= What this task involves =
Write out all the material exactly. Leave nothing out.

— START OF Dataset records —

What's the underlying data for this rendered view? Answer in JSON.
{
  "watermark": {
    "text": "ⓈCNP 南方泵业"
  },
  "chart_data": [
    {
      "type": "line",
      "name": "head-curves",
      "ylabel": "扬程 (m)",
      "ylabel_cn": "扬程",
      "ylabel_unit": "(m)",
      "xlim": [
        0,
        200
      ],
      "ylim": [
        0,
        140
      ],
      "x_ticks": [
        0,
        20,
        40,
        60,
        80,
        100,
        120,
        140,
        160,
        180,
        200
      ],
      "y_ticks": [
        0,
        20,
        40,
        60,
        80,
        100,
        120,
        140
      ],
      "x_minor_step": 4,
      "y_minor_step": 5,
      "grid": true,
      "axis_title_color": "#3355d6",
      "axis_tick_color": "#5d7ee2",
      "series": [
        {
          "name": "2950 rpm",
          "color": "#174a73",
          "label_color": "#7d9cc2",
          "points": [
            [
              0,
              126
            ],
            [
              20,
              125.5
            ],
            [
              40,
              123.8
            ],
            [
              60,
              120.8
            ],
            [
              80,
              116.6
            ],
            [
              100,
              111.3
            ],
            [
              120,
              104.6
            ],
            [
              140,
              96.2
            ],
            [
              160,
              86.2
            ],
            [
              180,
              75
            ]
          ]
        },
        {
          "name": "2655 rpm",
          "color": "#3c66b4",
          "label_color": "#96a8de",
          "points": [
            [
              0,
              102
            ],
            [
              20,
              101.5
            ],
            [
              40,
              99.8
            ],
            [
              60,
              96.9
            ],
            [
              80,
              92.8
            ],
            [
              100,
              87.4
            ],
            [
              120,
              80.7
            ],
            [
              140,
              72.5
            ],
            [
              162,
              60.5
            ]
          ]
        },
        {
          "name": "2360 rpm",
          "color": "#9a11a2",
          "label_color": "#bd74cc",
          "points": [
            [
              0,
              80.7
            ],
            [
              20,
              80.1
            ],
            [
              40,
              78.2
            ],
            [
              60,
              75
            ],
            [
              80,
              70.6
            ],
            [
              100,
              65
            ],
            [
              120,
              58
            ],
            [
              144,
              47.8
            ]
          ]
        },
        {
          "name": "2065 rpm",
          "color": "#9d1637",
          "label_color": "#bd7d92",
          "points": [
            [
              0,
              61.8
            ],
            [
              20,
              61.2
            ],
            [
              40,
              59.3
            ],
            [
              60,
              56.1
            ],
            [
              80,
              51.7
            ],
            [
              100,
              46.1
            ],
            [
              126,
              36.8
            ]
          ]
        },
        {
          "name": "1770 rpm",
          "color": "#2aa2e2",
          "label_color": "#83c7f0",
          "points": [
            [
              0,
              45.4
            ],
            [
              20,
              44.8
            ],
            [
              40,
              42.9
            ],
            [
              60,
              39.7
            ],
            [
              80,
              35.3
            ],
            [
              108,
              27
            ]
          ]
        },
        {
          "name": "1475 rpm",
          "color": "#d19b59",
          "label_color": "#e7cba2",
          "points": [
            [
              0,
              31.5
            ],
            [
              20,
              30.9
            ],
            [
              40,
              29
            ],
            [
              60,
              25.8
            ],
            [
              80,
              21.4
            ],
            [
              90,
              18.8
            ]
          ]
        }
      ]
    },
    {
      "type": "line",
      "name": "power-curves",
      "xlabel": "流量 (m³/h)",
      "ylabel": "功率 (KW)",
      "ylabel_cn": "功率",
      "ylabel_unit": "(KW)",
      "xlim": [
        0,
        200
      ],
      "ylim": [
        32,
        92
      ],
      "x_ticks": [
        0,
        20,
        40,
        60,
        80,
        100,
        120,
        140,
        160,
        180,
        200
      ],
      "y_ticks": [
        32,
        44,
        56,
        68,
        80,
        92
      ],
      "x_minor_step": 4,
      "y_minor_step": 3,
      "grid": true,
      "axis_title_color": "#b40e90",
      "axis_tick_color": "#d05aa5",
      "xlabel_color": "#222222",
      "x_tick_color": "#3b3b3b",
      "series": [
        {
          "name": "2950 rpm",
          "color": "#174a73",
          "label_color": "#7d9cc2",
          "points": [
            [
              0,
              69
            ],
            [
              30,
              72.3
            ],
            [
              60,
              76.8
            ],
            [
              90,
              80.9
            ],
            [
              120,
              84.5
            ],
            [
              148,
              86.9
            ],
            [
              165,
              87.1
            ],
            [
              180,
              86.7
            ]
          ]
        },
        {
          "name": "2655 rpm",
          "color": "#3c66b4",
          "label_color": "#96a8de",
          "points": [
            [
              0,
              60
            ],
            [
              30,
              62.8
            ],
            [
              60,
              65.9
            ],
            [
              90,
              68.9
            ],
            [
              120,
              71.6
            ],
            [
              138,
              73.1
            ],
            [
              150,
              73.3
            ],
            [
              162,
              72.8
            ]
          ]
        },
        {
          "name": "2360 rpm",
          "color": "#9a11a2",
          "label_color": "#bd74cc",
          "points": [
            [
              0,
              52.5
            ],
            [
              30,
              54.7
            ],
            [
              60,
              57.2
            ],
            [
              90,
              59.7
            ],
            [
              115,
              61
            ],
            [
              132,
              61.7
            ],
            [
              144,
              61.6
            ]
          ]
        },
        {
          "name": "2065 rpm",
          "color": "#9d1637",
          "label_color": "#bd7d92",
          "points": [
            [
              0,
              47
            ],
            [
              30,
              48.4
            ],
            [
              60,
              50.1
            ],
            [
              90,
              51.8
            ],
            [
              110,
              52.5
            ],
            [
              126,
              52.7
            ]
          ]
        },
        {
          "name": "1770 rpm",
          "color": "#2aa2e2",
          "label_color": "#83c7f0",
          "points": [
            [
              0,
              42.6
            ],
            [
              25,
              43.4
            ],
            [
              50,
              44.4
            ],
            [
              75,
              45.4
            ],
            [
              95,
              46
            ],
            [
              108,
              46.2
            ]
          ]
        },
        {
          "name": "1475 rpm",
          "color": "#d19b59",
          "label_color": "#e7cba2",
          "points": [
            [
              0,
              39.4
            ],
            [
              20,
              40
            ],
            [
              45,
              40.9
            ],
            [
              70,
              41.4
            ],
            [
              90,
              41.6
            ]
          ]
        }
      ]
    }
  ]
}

— END OF Dataset records —

= Correct answer =
What's the underlying data for this rendered view? Answer in JSON.
{
  "watermark": {
    "text": "ⓈCNP 南方泵业"
  },
  "chart_data": [
    {
      "type": "line",
      "name": "head-curves",
      "ylabel": "扬程 (m)",
      "ylabel_cn": "扬程",
      "ylabel_unit": "(m)",
      "xlim": [
        0,
        200
      ],
      "ylim": [
        0,
        140
      ],
      "x_ticks": [
        0,
        20,
        40,
        60,
        80,
        100,
        120,
        140,
        160,
        180,
        200
      ],
      "y_ticks": [
        0,
        20,
        40,
        60,
        80,
        100,
        120,
        140
      ],
      "x_minor_step": 4,
      "y_minor_step": 5,
      "grid": true,
      "axis_title_color": "#3355d6",
      "axis_tick_color": "#5d7ee2",
      "series": [
        {
          "name": "2950 rpm",
          "color": "#174a73",
          "label_color": "#7d9cc2",
          "points": [
            [
              0,
              126
            ],
            [
              20,
              125.5
            ],
            [
              40,
              123.8
            ],
            [
              60,
              120.8
            ],
            [
              80,
              116.6
            ],
            [
              100,
              111.3
            ],
            [
              120,
              104.6
            ],
            [
              140,
              96.2
            ],
            [
              160,
              86.2
            ],
            [
              180,
              75
            ]
          ]
        },
        {
          "name": "2655 rpm",
          "color": "#3c66b4",
          "label_color": "#96a8de",
          "points": [
            [
              0,
              102
            ],
            [
              20,
              101.5
            ],
            [
              40,
              99.8
            ],
            [
              60,
              96.9
            ],
            [
              80,
              92.8
            ],
            [
              100,
              87.4
            ],
            [
              120,
              80.7
            ],
            [
              140,
              72.5
            ],
            [
              162,
              60.5
            ]
          ]
        },
        {
          "name": "2360 rpm",
          "color": "#9a11a2",
          "label_color": "#bd74cc",
          "points": [
            [
              0,
              80.7
            ],
            [
              20,
              80.1
            ],
            [
              40,
              78.2
            ],
            [
              60,
              75
            ],
            [
              80,
              70.6
            ],
            [
              100,
              65
            ],
            [
              120,
              58
            ],
            [
              144,
              47.8
            ]
          ]
        },
        {
          "name": "2065 rpm",
          "color": "#9d1637",
          "label_color": "#bd7d92",
          "points": [
            [
              0,
              61.8
            ],
            [
              20,
              61.2
            ],
            [
              40,
              59.3
            ],
            [
              60,
              56.1
            ],
            [
              80,
              51.7
            ],
            [
              100,
              46.1
            ],
            [
              126,
              36.8
            ]
          ]
        },
        {
          "name": "1770 rpm",
          "color": "#2aa2e2",
          "label_color": "#83c7f0",
          "points": [
            [
              0,
              45.4
            ],
            [
              20,
              44.8
            ],
            [
              40,
              42.9
            ],
            [
              60,
              39.7
            ],
            [
              80,
              35.3
            ],
            [
              108,
              27
            ]
          ]
        },
        {
          "name": "1475 rpm",
          "color": "#d19b59",
          "label_color": "#e7cba2",
          "points": [
            [
              0,
              31.5
            ],
            [
              20,
              30.9
            ],
            [
              40,
              29
            ],
            [
              60,
              25.8
            ],
            [
              80,
              21.4
            ],
            [
              90,
              18.8
            ]
          ]
        }
      ]
    },
    {
      "type": "line",
      "name": "power-curves",
      "xlabel": "流量 (m³/h)",
      "ylabel": "功率 (KW)",
      "ylabel_cn": "功率",
      "ylabel_unit": "(KW)",
      "xlim": [
        0,
        200
      ],
      "ylim": [
        32,
        92
      ],
      "x_ticks": [
        0,
        20,
        40,
        60,
        80,
        100,
        120,
        140,
        160,
        180,
        200
      ],
      "y_ticks": [
        32,
        44,
        56,
        68,
        80,
        92
      ],
      "x_minor_step": 4,
      "y_minor_step": 3,
      "grid": true,
      "axis_title_color": "#b40e90",
      "axis_tick_color": "#d05aa5",
      "xlabel_color": "#222222",
      "x_tick_color": "#3b3b3b",
      "series": [
        {
          "name": "2950 rpm",
          "color": "#174a73",
          "label_color": "#7d9cc2",
          "points": [
            [
              0,
              69
            ],
            [
              30,
              72.3
            ],
            [
              60,
              76.8
            ],
            [
              90,
              80.9
            ],
            [
              120,
              84.5
            ],
            [
              148,
              86.9
            ],
            [
              165,
              87.1
            ],
            [
              180,
              86.7
            ]
          ]
        },
        {
          "name": "2655 rpm",
          "color": "#3c66b4",
          "label_color": "#96a8de",
          "points": [
            [
              0,
              60
            ],
            [
              30,
              62.8
            ],
            [
              60,
              65.9
            ],
            [
              90,
              68.9
            ],
            [
              120,
              71.6
            ],
            [
              138,
              73.1
            ],
            [
              150,
              73.3
            ],
            [
              162,
              72.8
            ]
          ]
        },
        {
          "name": "2360 rpm",
          "color": "#9a11a2",
          "label_color": "#bd74cc",
          "points": [
            [
              0,
              52.5
            ],
            [
              30,
              54.7
            ],
            [
              60,
              57.2
            ],
            [
              90,
              59.7
            ],
            [
              115,
              61
            ],
            [
              132,
              61.7
            ],
            [
              144,
              61.6
            ]
          ]
        },
        {
          "name": "2065 rpm",
          "color": "#9d1637",
          "label_color": "#bd7d92",
          "points": [
            [
              0,
              47
            ],
            [
              30,
              48.4
            ],
            [
              60,
              50.1
            ],
            [
              90,
              51.8
            ],
            [
              110,
              52.5
            ],
            [
              126,
              52.7
            ]
          ]
        },
        {
          "name": "1770 rpm",
          "color": "#2aa2e2",
          "label_color": "#83c7f0",
          "points": [
            [
              0,
              42.6
            ],
            [
              25,
              43.4
            ],
            [
              50,
              44.4
            ],
            [
              75,
              45.4
            ],
            [
              95,
              46
            ],
            [
              108,
              46.2
            ]
          ]
        },
        {
          "name": "1475 rpm",
          "color": "#d19b59",
          "label_color": "#e7cba2",
          "points": [
            [
              0,
              39.4
            ],
            [
              20,
              40
            ],
            [
              45,
              40.9
            ],
            [
              70,
              41.4
            ],
            [
              90,
              41.6
            ]
          ]
        }
      ]
    }
  ]
}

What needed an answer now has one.